> **What the task asks**
Could you translate this sentence from the passage on phenolic acid pharmacokinetics into Spanish: "Under the pathological states, the activities of metabolic enzymes might be activated."

> **Given passage**

┏━━

Phenolic acids were the major effective compounds in SM-LC with anti-inflammatory and antioxidant activities [4]. Seven phenolic acids (salvianolic acid A, danshensu, ferulic acid, lithospermic acid, salvianolic acid B, caffeic acid, and rosmarinic acid) were quantified in rat plasma. Their T_max ranged from 0.11−0.54 hrs, suggesting the rapid absorption of the phenolic acids in the gastrointestinal tract. Salvianolic acid B exhibited the highest C_max at 2593.46 ng/mL, while lithospermic acid possessed the highest AUC_0−∞ and AUC_0−t, reaching 6226.34 and 6348.79 mg·h·mL⁻¹, respectively. Compared with SM or LC, the combined administration of SM-LC could obviously enhance the C_max of rosmarinic acid, salvianolic acid A, danshensu, lithospermic acid, salvianolic acid B, and ferulic acid (P < 0.05), and increase the MRT_0−t and AUC_0−∞ of danshensu, and lithospermic acid (P < 0.05). However, the T_max of danshensu and ferulic acid was shorter in the SM-LC group than that in the SM or LC groups (P < 0.05). Under the pathological states, the activities of metabolic enzymes might be activated. Salvianolic acid B had the lower AUC in the SM-LC group, probably because salvianolic acid B was quickly metabolized into other phenolic acids (danshensu, caffeic acid, etc.) by metabolic enzymes or gut flora [30]. According to the pharmacokinetic results, the presence of complicated compounds (phthalides, tanshinones, etc.) in SM-LC might affect the elimination and absorption of phenolic acids [14]. Danshensu, salvianolic acid B, and lithospermic acid had significant antioxidant and antithrombotic effects, thereby treating brain ischemia [1].

┗━━

> **Structured page parsing data**
┏━━

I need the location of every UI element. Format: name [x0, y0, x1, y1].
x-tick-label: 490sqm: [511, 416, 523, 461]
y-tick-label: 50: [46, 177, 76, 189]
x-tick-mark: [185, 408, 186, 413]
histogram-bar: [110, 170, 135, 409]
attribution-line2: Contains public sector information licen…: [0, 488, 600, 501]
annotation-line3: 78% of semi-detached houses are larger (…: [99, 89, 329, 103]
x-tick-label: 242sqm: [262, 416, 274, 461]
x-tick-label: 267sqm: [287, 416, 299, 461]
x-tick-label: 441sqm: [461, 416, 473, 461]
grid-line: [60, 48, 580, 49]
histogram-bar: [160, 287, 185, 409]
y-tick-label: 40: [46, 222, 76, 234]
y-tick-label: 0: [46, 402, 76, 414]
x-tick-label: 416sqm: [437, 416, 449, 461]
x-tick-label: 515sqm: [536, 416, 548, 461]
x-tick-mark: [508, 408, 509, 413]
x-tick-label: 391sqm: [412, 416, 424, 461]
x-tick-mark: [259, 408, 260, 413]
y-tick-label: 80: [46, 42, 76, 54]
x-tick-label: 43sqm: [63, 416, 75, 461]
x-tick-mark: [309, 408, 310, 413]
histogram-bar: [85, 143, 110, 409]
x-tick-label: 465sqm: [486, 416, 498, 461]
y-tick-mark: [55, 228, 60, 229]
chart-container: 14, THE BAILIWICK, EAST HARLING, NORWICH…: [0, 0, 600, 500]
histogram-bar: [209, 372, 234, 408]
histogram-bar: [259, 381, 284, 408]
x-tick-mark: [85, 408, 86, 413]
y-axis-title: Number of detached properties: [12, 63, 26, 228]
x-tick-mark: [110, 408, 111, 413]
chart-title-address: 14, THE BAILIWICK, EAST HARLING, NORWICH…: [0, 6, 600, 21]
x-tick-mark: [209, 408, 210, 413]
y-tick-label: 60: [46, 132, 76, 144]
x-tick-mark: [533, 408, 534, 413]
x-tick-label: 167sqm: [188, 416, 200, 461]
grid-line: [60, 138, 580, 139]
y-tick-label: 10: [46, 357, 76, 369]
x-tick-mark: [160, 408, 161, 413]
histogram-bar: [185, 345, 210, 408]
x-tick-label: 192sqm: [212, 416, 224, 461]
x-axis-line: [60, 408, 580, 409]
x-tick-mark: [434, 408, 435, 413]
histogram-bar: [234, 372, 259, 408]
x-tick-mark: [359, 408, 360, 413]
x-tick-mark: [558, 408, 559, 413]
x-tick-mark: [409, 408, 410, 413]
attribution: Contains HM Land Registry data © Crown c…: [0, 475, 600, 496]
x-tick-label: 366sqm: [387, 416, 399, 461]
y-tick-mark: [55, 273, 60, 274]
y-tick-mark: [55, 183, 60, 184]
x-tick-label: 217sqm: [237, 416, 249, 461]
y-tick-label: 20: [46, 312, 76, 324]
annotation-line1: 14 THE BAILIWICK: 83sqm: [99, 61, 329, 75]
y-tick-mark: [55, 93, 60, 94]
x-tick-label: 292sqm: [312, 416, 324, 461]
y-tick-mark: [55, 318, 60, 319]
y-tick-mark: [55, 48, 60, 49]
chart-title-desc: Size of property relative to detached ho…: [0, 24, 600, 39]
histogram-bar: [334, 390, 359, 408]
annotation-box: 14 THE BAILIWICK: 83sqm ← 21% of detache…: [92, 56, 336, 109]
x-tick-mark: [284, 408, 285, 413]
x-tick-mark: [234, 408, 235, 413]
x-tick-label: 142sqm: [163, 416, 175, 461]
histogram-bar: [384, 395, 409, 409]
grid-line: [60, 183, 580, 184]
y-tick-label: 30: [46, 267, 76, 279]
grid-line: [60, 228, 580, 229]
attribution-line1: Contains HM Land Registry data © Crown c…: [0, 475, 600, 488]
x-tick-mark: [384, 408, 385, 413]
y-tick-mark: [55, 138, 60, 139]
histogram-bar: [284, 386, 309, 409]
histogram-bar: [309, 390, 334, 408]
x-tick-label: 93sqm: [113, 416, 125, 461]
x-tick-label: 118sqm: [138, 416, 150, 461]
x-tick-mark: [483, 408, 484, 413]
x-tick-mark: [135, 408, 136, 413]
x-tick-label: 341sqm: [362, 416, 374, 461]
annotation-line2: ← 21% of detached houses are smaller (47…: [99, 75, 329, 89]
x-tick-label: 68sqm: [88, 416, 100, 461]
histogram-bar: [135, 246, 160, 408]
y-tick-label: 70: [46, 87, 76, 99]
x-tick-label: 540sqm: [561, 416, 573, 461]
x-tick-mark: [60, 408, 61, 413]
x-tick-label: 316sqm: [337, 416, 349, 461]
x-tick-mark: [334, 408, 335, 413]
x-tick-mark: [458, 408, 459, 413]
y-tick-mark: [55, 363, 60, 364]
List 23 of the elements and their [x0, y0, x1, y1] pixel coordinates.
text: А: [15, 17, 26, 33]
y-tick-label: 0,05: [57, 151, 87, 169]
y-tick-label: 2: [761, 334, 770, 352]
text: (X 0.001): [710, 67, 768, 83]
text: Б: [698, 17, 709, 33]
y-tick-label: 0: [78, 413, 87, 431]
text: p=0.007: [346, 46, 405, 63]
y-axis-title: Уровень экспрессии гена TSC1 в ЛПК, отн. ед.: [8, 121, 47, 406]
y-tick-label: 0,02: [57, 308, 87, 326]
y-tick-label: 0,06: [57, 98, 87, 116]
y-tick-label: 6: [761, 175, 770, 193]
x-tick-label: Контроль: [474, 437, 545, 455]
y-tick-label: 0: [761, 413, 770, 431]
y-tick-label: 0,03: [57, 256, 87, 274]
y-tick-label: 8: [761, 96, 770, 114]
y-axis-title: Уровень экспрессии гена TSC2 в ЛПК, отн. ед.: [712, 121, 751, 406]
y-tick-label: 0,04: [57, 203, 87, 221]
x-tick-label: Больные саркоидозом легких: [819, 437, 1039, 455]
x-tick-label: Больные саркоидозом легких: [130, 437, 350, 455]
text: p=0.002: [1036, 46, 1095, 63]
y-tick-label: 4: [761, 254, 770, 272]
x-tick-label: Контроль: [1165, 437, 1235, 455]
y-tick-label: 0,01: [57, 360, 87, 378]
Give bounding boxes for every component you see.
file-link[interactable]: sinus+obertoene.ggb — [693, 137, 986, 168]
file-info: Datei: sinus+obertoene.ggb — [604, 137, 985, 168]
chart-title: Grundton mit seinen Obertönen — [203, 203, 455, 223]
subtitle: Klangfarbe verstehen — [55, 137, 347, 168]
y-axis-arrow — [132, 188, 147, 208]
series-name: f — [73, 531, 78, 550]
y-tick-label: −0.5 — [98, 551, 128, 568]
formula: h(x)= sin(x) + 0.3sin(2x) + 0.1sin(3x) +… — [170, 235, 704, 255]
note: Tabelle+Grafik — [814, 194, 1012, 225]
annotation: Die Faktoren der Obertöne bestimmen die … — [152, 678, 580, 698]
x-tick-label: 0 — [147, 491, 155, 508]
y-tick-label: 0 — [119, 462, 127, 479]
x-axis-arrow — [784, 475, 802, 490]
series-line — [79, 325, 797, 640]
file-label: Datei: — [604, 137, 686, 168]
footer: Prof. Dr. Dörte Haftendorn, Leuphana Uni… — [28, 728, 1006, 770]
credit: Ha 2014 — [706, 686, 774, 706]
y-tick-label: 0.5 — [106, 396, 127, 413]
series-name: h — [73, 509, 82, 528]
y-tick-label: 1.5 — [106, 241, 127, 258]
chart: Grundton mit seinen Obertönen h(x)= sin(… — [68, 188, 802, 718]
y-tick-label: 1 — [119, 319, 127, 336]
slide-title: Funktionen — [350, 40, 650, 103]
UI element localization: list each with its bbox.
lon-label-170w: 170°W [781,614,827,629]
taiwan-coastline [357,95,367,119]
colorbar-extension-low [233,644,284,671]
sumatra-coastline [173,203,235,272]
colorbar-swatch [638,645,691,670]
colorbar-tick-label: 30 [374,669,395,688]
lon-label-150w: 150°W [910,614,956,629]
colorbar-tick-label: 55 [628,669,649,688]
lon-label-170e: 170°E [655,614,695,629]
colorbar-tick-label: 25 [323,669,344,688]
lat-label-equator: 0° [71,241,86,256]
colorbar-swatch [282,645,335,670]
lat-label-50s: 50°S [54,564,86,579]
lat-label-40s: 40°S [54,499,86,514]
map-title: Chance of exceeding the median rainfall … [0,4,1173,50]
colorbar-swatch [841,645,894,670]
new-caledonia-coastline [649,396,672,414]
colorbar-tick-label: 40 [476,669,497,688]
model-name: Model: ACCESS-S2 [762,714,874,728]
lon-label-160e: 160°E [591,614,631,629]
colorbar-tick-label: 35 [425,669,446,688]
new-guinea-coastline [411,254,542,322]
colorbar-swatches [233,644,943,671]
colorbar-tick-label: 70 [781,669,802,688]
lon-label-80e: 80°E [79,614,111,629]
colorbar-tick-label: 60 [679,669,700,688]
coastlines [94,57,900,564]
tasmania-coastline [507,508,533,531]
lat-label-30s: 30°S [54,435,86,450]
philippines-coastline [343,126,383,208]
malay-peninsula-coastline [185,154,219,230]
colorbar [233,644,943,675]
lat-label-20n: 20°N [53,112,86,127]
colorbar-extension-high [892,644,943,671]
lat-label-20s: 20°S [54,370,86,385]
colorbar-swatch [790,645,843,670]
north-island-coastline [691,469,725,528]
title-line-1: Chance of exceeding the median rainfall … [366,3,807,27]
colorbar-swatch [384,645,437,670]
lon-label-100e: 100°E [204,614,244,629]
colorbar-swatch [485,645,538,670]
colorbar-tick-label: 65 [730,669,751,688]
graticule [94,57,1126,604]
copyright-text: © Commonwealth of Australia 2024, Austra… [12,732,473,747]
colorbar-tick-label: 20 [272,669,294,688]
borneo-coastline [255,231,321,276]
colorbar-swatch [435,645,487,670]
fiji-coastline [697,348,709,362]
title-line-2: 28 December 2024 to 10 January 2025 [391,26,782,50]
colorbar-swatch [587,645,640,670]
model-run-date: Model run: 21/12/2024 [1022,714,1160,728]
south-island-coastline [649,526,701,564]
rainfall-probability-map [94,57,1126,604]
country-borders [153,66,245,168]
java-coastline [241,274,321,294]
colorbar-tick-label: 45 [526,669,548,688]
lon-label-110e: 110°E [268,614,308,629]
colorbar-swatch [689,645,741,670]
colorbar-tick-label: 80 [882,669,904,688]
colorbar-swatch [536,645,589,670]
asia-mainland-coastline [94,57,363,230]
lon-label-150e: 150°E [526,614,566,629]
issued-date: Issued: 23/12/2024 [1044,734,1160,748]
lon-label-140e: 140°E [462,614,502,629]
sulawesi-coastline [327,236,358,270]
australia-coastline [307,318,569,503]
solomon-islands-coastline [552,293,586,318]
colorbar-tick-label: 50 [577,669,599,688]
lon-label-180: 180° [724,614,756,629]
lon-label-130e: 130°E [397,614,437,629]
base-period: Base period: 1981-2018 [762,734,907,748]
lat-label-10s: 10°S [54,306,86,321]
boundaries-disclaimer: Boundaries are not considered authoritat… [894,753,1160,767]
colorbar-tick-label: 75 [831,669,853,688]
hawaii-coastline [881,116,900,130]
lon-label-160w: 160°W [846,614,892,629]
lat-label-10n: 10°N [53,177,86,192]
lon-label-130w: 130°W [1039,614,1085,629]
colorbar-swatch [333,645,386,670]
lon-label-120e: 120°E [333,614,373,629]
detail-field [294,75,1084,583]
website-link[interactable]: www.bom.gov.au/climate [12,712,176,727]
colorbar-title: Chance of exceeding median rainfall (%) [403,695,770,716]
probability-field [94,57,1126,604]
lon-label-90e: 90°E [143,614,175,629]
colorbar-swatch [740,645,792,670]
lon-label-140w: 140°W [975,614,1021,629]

┗━━

> **Reply**
En los estados patológicos, las actividades de las enzimas metabólicas podrían activarse.